» EXERCISE DIRECTIONS
Find each line containing the string "title". Copy it.

» DATA
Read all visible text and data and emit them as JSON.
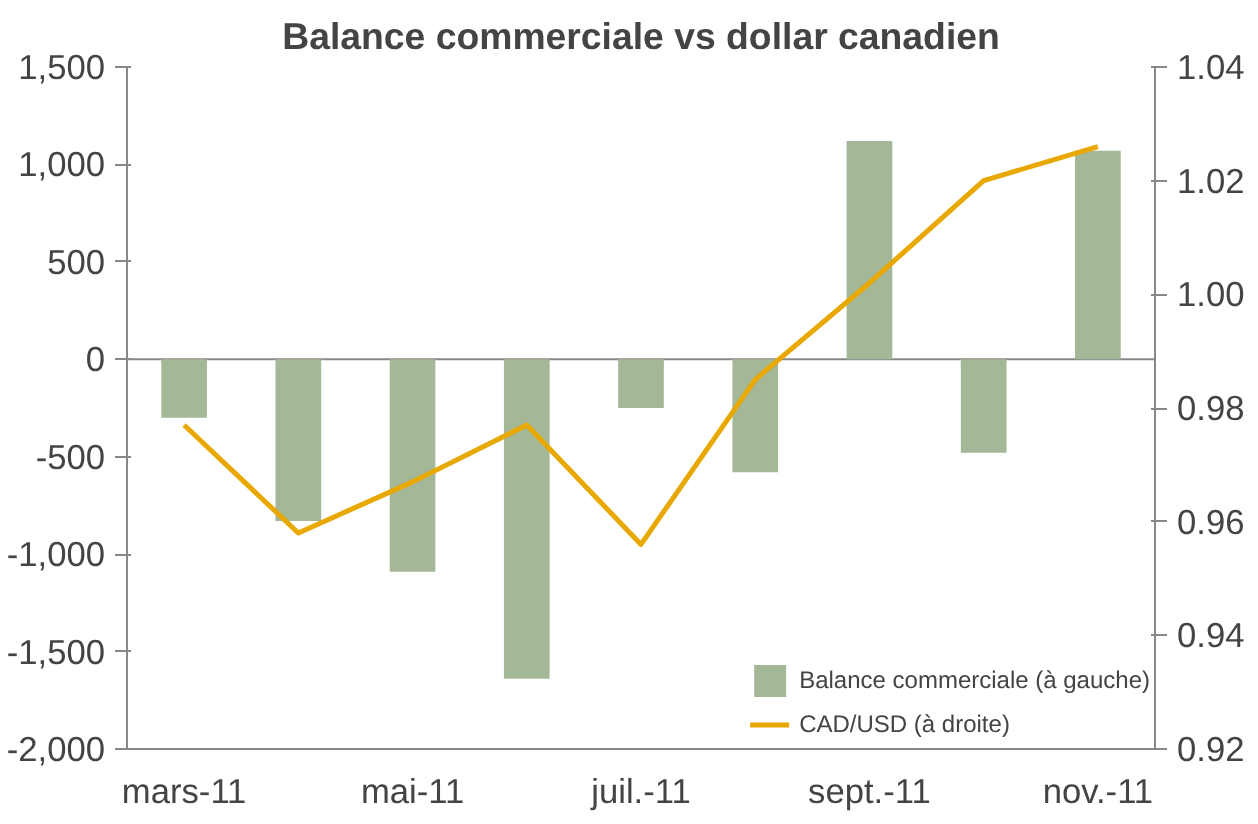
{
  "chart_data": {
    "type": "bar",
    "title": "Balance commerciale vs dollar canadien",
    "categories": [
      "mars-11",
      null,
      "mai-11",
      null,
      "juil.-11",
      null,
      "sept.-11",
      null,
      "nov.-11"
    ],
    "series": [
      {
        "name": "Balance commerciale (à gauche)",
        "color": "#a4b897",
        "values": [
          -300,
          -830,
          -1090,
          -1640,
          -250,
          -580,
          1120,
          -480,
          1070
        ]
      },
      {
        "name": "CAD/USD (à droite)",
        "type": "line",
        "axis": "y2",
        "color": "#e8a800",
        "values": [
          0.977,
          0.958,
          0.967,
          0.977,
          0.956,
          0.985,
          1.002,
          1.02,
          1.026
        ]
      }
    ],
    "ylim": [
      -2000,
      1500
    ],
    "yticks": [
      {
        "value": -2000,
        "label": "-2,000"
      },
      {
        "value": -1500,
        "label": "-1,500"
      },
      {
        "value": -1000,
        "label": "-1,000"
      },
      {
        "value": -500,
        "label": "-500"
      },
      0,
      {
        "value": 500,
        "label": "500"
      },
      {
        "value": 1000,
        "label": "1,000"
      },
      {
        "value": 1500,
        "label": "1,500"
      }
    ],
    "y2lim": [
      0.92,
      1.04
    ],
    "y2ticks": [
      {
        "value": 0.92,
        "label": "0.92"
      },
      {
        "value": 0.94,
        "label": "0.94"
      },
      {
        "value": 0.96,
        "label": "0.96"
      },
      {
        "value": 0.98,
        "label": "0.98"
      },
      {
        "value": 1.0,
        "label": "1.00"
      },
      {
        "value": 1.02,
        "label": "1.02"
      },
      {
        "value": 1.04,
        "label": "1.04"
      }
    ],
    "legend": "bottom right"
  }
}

--

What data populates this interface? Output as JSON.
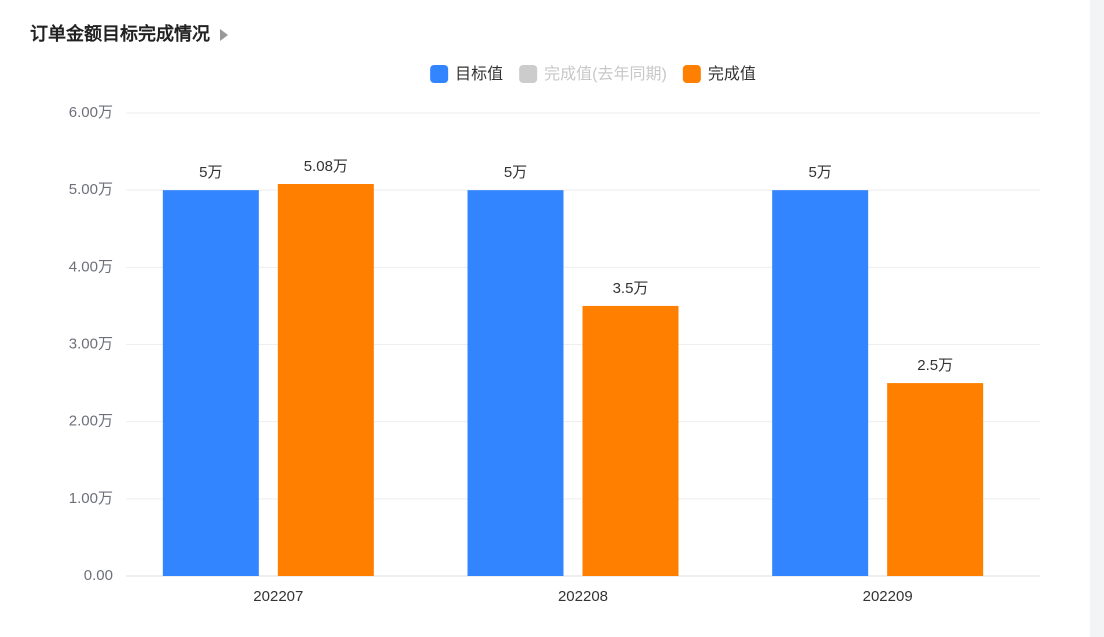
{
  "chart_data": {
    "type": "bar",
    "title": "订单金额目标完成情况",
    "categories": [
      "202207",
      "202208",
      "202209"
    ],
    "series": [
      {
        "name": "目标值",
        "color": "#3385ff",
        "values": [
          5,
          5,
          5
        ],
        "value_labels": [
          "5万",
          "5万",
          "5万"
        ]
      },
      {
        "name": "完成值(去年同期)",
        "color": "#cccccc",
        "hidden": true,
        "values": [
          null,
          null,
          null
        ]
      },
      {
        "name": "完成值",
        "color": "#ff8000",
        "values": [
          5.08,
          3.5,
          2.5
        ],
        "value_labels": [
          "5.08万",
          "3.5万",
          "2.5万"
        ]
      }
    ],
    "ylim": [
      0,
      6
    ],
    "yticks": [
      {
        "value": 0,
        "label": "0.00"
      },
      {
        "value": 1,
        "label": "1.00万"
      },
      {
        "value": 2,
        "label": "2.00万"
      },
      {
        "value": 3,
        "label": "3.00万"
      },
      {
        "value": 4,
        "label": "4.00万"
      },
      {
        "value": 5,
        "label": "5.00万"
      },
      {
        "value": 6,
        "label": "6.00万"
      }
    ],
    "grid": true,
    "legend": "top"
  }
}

» TASK SOLUTION
    "title": "Balance commerciale vs dollar canadien",
    "title": "订单金额目标完成情况",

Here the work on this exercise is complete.